Reproduce the listing that follows with no differences at all.

[Dataset excerpt]
══════════════════════════════

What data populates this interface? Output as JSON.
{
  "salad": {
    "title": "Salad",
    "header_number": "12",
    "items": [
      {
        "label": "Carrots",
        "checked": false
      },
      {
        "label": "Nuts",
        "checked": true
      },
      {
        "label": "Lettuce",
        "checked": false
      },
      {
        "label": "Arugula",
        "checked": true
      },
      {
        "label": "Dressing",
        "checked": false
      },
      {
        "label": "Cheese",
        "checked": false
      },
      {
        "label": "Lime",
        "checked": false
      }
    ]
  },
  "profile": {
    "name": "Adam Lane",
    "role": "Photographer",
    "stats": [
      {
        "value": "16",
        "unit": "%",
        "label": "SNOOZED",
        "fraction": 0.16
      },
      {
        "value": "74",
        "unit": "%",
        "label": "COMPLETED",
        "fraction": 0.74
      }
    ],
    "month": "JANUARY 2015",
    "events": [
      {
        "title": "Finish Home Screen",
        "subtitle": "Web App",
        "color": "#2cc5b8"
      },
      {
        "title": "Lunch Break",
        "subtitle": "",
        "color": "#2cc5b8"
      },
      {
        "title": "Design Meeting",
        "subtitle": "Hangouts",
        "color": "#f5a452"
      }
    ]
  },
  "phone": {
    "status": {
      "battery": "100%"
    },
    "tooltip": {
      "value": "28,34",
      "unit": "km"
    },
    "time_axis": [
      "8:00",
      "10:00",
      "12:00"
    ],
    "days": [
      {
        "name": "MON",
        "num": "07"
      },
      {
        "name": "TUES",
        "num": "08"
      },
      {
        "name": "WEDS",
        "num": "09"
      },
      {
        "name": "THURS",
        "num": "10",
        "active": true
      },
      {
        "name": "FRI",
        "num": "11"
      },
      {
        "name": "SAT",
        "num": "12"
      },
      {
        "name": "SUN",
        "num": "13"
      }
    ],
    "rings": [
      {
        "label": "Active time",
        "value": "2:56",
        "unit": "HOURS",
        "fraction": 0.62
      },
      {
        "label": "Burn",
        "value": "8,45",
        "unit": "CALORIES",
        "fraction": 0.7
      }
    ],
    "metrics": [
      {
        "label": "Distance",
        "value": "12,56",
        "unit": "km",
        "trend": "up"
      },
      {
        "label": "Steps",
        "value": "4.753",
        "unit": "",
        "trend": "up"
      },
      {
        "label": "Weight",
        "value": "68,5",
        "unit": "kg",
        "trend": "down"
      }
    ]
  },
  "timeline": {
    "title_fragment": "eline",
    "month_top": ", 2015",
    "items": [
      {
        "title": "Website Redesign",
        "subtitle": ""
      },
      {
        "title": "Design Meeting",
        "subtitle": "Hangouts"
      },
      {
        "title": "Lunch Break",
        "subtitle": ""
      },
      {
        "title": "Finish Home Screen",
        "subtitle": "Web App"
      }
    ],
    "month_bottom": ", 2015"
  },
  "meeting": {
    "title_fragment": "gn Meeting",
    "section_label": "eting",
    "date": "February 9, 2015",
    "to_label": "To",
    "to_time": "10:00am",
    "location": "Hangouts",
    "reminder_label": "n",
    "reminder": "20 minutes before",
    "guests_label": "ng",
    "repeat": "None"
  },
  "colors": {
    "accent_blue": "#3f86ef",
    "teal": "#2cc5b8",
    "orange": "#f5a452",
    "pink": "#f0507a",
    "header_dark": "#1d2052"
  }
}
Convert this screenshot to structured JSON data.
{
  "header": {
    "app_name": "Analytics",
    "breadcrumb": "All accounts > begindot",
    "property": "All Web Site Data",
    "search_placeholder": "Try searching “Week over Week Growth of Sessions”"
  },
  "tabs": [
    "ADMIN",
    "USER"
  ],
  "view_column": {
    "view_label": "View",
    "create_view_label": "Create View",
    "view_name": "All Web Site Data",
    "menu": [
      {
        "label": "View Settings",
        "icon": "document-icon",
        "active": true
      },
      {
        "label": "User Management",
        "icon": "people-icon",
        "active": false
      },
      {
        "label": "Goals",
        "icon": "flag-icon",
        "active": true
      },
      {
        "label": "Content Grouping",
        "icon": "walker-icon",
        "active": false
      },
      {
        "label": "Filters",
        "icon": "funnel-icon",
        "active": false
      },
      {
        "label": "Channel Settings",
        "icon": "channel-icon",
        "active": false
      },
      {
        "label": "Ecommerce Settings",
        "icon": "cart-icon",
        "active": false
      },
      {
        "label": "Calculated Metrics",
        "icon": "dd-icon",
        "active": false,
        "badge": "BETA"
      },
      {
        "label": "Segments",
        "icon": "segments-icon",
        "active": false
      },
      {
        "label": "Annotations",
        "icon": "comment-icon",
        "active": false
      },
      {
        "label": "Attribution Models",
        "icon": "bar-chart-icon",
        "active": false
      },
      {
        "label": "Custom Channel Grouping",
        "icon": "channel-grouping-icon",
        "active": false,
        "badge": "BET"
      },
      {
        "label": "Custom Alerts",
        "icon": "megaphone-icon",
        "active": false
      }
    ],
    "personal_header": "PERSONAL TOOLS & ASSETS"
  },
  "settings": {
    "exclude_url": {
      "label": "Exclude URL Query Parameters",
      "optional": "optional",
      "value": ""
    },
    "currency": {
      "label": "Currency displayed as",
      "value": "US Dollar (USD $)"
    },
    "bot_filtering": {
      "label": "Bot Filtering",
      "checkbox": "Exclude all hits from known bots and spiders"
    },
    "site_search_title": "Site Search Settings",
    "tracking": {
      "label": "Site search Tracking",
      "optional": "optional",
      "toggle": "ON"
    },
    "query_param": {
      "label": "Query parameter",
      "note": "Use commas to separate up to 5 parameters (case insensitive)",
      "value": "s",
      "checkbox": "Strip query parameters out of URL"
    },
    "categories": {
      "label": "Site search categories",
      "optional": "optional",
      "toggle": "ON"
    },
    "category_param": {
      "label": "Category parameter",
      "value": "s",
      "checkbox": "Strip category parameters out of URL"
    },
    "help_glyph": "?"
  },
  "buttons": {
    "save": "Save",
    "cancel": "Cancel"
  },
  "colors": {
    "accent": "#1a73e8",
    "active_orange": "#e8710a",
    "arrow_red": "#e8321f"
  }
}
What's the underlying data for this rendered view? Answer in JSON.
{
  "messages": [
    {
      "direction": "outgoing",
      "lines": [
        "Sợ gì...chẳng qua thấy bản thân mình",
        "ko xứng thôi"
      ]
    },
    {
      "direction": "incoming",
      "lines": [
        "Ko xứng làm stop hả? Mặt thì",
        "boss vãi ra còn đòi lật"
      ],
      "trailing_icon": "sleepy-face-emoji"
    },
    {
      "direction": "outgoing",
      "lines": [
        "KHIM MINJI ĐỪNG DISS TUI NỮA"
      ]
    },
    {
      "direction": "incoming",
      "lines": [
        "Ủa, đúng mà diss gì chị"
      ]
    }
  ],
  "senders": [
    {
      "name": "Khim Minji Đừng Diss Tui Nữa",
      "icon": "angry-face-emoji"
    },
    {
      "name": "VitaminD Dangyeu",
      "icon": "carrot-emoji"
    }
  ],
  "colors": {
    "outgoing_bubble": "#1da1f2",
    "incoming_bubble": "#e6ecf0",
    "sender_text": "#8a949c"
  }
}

══════════════════════════════

→ EXERCISE RESPONSE
What data populates this interface? Output as JSON.
{
  "salad": {
    "title": "Salad",
    "header_number": "12",
    "items": [
      {
        "label": "Carrots",
        "checked": false
      },
      {
        "label": "Nuts",
        "checked": true
      },
      {
        "label": "Lettuce",
        "checked": false
      },
      {
        "label": "Arugula",
        "checked": true
      },
      {
        "label": "Dressing",
        "checked": false
      },
      {
        "label": "Cheese",
        "checked": false
      },
      {
        "label": "Lime",
        "checked": false
      }
    ]
  },
  "profile": {
    "name": "Adam Lane",
    "role": "Photographer",
    "stats": [
      {
        "value": "16",
        "unit": "%",
        "label": "SNOOZED",
        "fraction": 0.16
      },
      {
        "value": "74",
        "unit": "%",
        "label": "COMPLETED",
        "fraction": 0.74
      }
    ],
    "month": "JANUARY 2015",
    "events": [
      {
        "title": "Finish Home Screen",
        "subtitle": "Web App",
        "color": "#2cc5b8"
      },
      {
        "title": "Lunch Break",
        "subtitle": "",
        "color": "#2cc5b8"
      },
      {
        "title": "Design Meeting",
        "subtitle": "Hangouts",
        "color": "#f5a452"
      }
    ]
  },
  "phone": {
    "status": {
      "battery": "100%"
    },
    "tooltip": {
      "value": "28,34",
      "unit": "km"
    },
    "time_axis": [
      "8:00",
      "10:00",
      "12:00"
    ],
    "days": [
      {
        "name": "MON",
        "num": "07"
      },
      {
        "name": "TUES",
        "num": "08"
      },
      {
        "name": "WEDS",
        "num": "09"
      },
      {
        "name": "THURS",
        "num": "10",
        "active": true
      },
      {
        "name": "FRI",
        "num": "11"
      },
      {
        "name": "SAT",
        "num": "12"
      },
      {
        "name": "SUN",
        "num": "13"
      }
    ],
    "rings": [
      {
        "label": "Active time",
        "value": "2:56",
        "unit": "HOURS",
        "fraction": 0.62
      },
      {
        "label": "Burn",
        "value": "8,45",
        "unit": "CALORIES",
        "fraction": 0.7
      }
    ],
    "metrics": [
      {
        "label": "Distance",
        "value": "12,56",
        "unit": "km",
        "trend": "up"
      },
      {
        "label": "Steps",
        "value": "4.753",
        "unit": "",
        "trend": "up"
      },
      {
        "label": "Weight",
        "value": "68,5",
        "unit": "kg",
        "trend": "down"
      }
    ]
  },
  "timeline": {
    "title_fragment": "eline",
    "month_top": ", 2015",
    "items": [
      {
        "title": "Website Redesign",
        "subtitle": ""
      },
      {
        "title": "Design Meeting",
        "subtitle": "Hangouts"
      },
      {
        "title": "Lunch Break",
        "subtitle": ""
      },
      {
        "title": "Finish Home Screen",
        "subtitle": "Web App"
      }
    ],
    "month_bottom": ", 2015"
  },
  "meeting": {
    "title_fragment": "gn Meeting",
    "section_label": "eting",
    "date": "February 9, 2015",
    "to_label": "To",
    "to_time": "10:00am",
    "location": "Hangouts",
    "reminder_label": "n",
    "reminder": "20 minutes before",
    "guests_label": "ng",
    "repeat": "None"
  },
  "colors": {
    "accent_blue": "#3f86ef",
    "teal": "#2cc5b8",
    "orange": "#f5a452",
    "pink": "#f0507a",
    "header_dark": "#1d2052"
  }
}
Convert this screenshot to structured JSON data.
{
  "header": {
    "app_name": "Analytics",
    "breadcrumb": "All accounts > begindot",
    "property": "All Web Site Data",
    "search_placeholder": "Try searching “Week over Week Growth of Sessions”"
  },
  "tabs": [
    "ADMIN",
    "USER"
  ],
  "view_column": {
    "view_label": "View",
    "create_view_label": "Create View",
    "view_name": "All Web Site Data",
    "menu": [
      {
        "label": "View Settings",
        "icon": "document-icon",
        "active": true
      },
      {
        "label": "User Management",
        "icon": "people-icon",
        "active": false
      },
      {
        "label": "Goals",
        "icon": "flag-icon",
        "active": true
      },
      {
        "label": "Content Grouping",
        "icon": "walker-icon",
        "active": false
      },
      {
        "label": "Filters",
        "icon": "funnel-icon",
        "active": false
      },
      {
        "label": "Channel Settings",
        "icon": "channel-icon",
        "active": false
      },
      {
        "label": "Ecommerce Settings",
        "icon": "cart-icon",
        "active": false
      },
      {
        "label": "Calculated Metrics",
        "icon": "dd-icon",
        "active": false,
        "badge": "BETA"
      },
      {
        "label": "Segments",
        "icon": "segments-icon",
        "active": false
      },
      {
        "label": "Annotations",
        "icon": "comment-icon",
        "active": false
      },
      {
        "label": "Attribution Models",
        "icon": "bar-chart-icon",
        "active": false
      },
      {
        "label": "Custom Channel Grouping",
        "icon": "channel-grouping-icon",
        "active": false,
        "badge": "BET"
      },
      {
        "label": "Custom Alerts",
        "icon": "megaphone-icon",
        "active": false
      }
    ],
    "personal_header": "PERSONAL TOOLS & ASSETS"
  },
  "settings": {
    "exclude_url": {
      "label": "Exclude URL Query Parameters",
      "optional": "optional",
      "value": ""
    },
    "currency": {
      "label": "Currency displayed as",
      "value": "US Dollar (USD $)"
    },
    "bot_filtering": {
      "label": "Bot Filtering",
      "checkbox": "Exclude all hits from known bots and spiders"
    },
    "site_search_title": "Site Search Settings",
    "tracking": {
      "label": "Site search Tracking",
      "optional": "optional",
      "toggle": "ON"
    },
    "query_param": {
      "label": "Query parameter",
      "note": "Use commas to separate up to 5 parameters (case insensitive)",
      "value": "s",
      "checkbox": "Strip query parameters out of URL"
    },
    "categories": {
      "label": "Site search categories",
      "optional": "optional",
      "toggle": "ON"
    },
    "category_param": {
      "label": "Category parameter",
      "value": "s",
      "checkbox": "Strip category parameters out of URL"
    },
    "help_glyph": "?"
  },
  "buttons": {
    "save": "Save",
    "cancel": "Cancel"
  },
  "colors": {
    "accent": "#1a73e8",
    "active_orange": "#e8710a",
    "arrow_red": "#e8321f"
  }
}
What's the underlying data for this rendered view? Answer in JSON.
{
  "messages": [
    {
      "direction": "outgoing",
      "lines": [
        "Sợ gì...chẳng qua thấy bản thân mình",
        "ko xứng thôi"
      ]
    },
    {
      "direction": "incoming",
      "lines": [
        "Ko xứng làm stop hả? Mặt thì",
        "boss vãi ra còn đòi lật"
      ],
      "trailing_icon": "sleepy-face-emoji"
    },
    {
      "direction": "outgoing",
      "lines": [
        "KHIM MINJI ĐỪNG DISS TUI NỮA"
      ]
    },
    {
      "direction": "incoming",
      "lines": [
        "Ủa, đúng mà diss gì chị"
      ]
    }
  ],
  "senders": [
    {
      "name": "Khim Minji Đừng Diss Tui Nữa",
      "icon": "angry-face-emoji"
    },
    {
      "name": "VitaminD Dangyeu",
      "icon": "carrot-emoji"
    }
  ],
  "colors": {
    "outgoing_bubble": "#1da1f2",
    "incoming_bubble": "#e6ecf0",
    "sender_text": "#8a949c"
  }
}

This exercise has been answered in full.